DIRECTIONS FOR THIS TASK — Using the records below, give the number of lines where the word "Habitant" appears, with no further output.

Structured figure records —
· · · ·
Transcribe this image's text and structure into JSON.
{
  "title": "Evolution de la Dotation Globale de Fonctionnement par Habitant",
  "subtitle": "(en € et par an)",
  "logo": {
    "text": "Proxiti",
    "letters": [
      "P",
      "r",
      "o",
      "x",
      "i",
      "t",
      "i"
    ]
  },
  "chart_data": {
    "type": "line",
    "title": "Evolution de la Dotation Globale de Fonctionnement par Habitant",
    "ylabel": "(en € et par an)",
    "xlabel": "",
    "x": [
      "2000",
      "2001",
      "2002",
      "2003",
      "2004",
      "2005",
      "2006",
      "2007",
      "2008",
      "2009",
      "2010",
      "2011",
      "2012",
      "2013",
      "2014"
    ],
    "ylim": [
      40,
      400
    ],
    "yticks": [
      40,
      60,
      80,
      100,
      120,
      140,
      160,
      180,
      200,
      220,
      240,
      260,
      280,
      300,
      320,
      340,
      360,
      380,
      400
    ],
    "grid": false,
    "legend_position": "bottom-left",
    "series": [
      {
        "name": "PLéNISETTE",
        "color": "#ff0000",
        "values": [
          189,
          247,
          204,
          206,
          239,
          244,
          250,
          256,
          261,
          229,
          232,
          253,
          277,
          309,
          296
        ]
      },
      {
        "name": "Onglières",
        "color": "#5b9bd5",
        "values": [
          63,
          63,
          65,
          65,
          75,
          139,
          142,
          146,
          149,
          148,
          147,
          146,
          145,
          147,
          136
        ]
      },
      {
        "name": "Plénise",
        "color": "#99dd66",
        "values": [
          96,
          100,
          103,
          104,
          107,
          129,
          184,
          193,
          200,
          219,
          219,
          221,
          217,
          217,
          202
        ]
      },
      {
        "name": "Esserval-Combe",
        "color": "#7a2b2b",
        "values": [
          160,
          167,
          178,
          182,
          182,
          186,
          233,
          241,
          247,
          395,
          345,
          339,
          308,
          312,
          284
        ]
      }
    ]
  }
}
· · · ·
WRITTEN ANSWER — 2